----- EXTRACT PROVIDED -----

The main issue was whether Julia Chan had proved that $3,037,101 transferred from INS Hong Kong to INS Australia was a capital contribution made by her, or on her behalf, and therefore should be credited to her director loan account. The case came before the Federal Court as a de novo appeal from a liquidator's rejection of a proof of debt. The Court had to decide whether the claimed amount was a true liability of the company enforceable according to law. If Julia Chan failed to prove that characterisation, the rejection of her proof of debt would stand and the director loan account would instead show a debit balance supporting the liquidator's cross-claim.

Outcome

Decision

The Federal Court dismissed Julia Chan's amended originating process. Halley J held that she had not established that the $3,037,101 related-party contribution from INS Hong Kong was a capital contribution provided by her, or on her behalf, to INS Australia. As a result, those amounts were not credited to her director loan account in the way she claimed, and her attempt to be admitted as a creditor in the liquidation failed. The Court also stated that the cross-claimants had established that the amount owing by Julia Chan to INS Australia on the director loan account was $996,085. The published orders then required the parties to confer and provide orders giving effect to the reasons on the cross-claim and costs, or otherwise return to Court with competing orders.

----- RECORDED DATA -----

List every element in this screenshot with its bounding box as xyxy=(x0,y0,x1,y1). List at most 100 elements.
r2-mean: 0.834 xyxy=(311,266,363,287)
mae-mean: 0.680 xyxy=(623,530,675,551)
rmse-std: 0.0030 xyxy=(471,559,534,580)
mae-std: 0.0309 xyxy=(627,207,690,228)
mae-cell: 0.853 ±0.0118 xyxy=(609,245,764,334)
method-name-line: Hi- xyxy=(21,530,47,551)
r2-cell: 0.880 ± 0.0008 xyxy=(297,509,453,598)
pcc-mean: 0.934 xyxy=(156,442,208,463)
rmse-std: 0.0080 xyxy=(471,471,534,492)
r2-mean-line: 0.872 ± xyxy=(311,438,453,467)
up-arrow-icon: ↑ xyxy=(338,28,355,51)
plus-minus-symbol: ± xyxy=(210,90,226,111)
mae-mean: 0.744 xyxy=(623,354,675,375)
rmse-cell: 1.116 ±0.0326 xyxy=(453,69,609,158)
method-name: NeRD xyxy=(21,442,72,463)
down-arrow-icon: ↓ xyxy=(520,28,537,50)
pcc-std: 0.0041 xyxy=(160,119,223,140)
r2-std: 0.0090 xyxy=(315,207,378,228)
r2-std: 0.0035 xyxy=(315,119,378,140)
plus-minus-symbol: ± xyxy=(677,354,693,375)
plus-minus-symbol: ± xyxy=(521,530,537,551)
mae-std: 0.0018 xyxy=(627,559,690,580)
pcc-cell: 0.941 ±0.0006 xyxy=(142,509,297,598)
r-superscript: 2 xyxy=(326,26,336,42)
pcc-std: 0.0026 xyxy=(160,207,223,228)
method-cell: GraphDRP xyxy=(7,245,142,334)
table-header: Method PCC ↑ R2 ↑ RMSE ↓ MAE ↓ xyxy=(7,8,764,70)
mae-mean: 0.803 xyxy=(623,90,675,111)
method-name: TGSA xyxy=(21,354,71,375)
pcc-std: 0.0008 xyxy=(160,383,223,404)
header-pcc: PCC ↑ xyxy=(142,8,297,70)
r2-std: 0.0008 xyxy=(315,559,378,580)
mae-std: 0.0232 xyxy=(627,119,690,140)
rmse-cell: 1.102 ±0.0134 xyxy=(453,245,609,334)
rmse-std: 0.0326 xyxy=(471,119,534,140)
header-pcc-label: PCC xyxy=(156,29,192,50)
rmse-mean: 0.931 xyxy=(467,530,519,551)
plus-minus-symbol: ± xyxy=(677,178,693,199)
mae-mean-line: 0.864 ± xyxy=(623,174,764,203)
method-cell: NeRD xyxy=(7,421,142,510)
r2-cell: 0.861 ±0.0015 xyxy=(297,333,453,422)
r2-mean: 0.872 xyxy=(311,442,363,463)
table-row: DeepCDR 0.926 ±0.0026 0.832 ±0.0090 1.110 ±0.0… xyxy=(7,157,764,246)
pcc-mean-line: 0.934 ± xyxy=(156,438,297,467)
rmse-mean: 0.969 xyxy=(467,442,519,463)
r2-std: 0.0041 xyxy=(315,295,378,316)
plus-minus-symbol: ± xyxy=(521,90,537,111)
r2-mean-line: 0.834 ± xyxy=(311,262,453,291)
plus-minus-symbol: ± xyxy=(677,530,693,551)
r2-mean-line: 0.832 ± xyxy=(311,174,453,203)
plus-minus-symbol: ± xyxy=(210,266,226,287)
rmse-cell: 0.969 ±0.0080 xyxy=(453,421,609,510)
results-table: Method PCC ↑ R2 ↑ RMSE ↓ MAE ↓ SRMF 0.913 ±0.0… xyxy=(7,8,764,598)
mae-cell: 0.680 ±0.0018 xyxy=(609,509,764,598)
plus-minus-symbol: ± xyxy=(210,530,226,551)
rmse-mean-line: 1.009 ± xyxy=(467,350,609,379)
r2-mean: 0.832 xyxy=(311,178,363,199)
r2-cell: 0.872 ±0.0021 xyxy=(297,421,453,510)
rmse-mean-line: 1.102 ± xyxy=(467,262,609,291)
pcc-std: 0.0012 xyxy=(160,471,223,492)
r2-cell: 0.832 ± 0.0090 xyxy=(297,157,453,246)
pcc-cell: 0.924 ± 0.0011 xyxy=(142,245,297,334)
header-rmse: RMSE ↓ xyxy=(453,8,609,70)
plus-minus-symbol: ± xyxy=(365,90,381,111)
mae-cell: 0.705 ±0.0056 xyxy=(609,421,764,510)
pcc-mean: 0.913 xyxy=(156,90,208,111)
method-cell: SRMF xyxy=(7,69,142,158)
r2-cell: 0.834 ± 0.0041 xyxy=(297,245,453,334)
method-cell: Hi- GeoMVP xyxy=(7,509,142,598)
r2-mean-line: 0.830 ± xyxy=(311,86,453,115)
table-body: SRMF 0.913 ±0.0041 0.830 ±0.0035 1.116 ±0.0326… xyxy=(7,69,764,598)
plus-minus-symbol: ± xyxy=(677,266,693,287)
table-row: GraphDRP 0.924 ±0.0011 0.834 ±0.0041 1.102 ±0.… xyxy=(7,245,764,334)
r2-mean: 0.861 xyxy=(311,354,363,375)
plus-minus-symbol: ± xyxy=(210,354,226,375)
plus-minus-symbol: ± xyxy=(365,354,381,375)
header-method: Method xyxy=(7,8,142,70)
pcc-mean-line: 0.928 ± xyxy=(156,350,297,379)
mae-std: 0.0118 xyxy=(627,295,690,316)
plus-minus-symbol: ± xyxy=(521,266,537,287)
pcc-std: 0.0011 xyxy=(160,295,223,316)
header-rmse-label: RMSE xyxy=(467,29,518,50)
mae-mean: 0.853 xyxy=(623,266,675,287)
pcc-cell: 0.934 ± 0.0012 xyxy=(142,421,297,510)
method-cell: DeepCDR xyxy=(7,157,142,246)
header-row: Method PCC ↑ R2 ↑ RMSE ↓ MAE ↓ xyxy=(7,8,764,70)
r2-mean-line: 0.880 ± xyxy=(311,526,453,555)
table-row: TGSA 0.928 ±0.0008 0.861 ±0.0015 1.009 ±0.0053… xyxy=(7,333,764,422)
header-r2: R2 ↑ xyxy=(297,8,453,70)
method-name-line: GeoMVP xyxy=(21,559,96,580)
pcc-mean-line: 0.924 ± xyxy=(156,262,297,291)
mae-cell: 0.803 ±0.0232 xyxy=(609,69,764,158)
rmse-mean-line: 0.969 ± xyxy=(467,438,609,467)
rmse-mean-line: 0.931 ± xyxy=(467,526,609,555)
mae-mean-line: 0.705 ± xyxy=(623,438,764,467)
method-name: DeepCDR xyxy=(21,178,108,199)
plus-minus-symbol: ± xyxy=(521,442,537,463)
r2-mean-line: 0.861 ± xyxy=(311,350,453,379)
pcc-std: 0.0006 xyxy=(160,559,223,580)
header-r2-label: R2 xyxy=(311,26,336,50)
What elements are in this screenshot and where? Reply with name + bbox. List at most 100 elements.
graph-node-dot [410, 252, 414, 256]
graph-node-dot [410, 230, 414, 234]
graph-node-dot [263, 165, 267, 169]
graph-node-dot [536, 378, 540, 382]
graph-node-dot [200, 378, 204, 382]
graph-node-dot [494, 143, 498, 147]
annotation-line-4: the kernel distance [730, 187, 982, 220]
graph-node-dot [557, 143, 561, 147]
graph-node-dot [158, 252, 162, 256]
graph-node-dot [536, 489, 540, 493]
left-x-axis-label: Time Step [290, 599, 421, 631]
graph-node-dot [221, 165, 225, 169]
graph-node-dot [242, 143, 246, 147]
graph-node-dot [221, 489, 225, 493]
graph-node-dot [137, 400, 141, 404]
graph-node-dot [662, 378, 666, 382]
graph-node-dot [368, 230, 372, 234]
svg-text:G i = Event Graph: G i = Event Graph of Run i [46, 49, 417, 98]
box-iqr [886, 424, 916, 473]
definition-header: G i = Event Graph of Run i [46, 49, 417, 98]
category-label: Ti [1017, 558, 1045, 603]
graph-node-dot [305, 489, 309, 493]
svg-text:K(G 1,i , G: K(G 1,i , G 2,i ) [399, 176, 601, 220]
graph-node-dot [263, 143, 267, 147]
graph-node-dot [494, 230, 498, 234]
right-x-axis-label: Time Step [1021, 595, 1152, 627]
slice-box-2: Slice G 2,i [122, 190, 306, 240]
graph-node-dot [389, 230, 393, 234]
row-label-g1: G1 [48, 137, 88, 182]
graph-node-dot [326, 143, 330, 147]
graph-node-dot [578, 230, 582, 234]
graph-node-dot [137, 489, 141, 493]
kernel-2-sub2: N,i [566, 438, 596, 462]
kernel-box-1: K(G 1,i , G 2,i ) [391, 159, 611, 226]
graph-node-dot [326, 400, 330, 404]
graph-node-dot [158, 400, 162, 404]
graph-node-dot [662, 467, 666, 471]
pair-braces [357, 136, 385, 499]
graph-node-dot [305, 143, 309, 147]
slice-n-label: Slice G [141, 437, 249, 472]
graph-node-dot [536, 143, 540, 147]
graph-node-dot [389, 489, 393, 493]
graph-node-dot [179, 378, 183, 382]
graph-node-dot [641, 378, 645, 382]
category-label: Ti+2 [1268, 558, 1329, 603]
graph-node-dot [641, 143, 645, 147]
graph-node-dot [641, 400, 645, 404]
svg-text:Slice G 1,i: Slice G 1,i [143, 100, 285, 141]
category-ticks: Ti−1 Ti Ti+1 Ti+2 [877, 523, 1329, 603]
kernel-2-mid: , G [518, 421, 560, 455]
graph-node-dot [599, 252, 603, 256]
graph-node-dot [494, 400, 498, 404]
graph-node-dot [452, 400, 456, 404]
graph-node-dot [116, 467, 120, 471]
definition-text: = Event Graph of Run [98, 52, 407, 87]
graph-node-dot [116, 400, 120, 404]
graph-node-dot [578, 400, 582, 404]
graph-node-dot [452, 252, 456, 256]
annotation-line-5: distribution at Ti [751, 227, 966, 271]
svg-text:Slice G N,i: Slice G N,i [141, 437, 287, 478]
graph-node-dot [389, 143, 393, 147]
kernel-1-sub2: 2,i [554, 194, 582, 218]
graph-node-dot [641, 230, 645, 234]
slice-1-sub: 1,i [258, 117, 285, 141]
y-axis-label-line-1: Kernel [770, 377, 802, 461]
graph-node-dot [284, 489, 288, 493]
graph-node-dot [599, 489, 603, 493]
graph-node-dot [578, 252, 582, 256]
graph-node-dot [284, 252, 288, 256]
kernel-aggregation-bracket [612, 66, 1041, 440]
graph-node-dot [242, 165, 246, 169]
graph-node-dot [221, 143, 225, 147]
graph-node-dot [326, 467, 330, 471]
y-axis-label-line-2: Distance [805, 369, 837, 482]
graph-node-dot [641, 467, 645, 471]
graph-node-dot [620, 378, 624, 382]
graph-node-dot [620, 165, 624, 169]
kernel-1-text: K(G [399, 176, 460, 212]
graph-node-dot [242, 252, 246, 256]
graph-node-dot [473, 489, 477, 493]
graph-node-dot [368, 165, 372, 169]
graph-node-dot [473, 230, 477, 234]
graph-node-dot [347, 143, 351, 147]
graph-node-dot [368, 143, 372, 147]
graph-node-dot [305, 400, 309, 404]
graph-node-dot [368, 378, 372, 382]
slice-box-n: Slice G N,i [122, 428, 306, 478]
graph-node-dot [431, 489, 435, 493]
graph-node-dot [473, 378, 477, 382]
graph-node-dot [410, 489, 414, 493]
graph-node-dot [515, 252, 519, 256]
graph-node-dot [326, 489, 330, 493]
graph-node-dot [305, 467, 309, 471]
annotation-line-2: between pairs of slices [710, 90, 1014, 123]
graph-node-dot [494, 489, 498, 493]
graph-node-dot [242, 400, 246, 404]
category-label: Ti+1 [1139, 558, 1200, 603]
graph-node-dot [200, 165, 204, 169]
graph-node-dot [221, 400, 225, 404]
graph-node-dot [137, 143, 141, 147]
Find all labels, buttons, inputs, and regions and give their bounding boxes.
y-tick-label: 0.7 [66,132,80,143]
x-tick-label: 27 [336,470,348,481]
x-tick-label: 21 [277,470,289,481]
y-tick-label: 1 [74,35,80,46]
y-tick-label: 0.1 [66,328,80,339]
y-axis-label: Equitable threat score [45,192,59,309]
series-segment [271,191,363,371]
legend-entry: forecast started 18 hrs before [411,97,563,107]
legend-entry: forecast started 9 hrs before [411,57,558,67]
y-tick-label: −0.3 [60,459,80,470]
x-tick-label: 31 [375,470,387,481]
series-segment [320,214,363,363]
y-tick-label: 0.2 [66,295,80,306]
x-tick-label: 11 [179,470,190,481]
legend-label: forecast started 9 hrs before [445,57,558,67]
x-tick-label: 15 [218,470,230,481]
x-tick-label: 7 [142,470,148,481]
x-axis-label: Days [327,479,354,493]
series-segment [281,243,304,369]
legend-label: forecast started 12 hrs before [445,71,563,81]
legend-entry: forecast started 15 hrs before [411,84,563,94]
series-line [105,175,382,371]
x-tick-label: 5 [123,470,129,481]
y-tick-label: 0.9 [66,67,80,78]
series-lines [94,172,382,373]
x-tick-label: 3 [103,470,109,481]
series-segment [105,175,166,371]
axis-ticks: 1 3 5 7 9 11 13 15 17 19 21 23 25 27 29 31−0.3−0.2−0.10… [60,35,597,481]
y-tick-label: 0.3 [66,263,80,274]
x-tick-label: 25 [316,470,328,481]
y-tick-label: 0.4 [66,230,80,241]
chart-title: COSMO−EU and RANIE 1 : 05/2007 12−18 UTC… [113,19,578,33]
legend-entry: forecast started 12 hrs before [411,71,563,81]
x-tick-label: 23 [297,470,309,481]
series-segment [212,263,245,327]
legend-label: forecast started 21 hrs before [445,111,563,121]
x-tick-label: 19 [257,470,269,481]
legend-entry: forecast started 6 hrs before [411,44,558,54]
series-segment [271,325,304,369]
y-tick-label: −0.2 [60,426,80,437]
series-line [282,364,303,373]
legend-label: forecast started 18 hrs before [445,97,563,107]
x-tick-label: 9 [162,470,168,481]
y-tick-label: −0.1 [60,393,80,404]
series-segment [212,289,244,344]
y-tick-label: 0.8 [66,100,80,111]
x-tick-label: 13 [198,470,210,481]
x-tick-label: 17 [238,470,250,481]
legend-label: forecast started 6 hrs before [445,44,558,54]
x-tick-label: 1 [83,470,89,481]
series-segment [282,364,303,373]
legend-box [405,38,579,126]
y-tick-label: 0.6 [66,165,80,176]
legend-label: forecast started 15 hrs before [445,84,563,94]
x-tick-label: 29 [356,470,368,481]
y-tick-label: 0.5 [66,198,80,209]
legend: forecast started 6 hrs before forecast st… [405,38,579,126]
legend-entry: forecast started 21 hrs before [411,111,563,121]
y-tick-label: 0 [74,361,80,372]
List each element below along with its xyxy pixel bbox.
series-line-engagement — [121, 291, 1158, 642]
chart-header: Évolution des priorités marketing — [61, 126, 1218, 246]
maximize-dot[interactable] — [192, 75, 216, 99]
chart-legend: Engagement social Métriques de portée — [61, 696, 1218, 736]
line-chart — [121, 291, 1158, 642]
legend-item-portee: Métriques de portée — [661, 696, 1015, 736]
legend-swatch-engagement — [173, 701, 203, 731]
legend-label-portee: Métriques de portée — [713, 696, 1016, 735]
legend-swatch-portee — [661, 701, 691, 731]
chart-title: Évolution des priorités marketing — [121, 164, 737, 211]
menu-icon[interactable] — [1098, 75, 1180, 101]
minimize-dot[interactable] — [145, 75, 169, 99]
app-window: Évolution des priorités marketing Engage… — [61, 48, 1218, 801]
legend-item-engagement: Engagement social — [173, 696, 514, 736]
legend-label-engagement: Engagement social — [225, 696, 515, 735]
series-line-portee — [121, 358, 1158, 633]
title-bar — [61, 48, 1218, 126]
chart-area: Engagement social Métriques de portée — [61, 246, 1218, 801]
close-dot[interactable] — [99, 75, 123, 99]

-----

> ACTIONS TO TAKE
1 - Answer these questions using the case summary:
(a) What amount was transferred from INS Hong Kong to INS Australia?
(b) Which judge held that the contribution was not shown to be a capital contribution?
(c) What amount did the cross-claimants establish Julia Chan owed on the director loan account?
2 - Echo the case summary word for word, beginning at the words "The Federal Court dismissed" and stopping after "with competing orders.".
3 - List every person, company and court named in the case summary.
None of this work depends on the records.

> RESULTS FOR EACH TASK
1 -
(a) $3,037,101
(b) Halley J
(c) $996,085

2 -
The Federal Court dismissed Julia Chan's amended originating process. Halley J held that she had not established that the $3,037,101 related-party contribution from INS Hong Kong was a capital contribution provided by her, or on her behalf, to INS Australia. As a result, those amounts were not credited to her director loan account in the way she claimed, and her attempt to be admitted as a creditor in the liquidation failed. The Court also stated that the cross-claimants had established that the amount owing by Julia Chan to INS Australia on the director loan account was $996,085. The published orders then required the parties to confer and provide orders giving effect to the reasons on the cross-claim and costs, or otherwise return to Court with competing orders.

3 -
- Julia Chan
- INS Hong Kong
- INS Australia
- Federal Court
- Halley J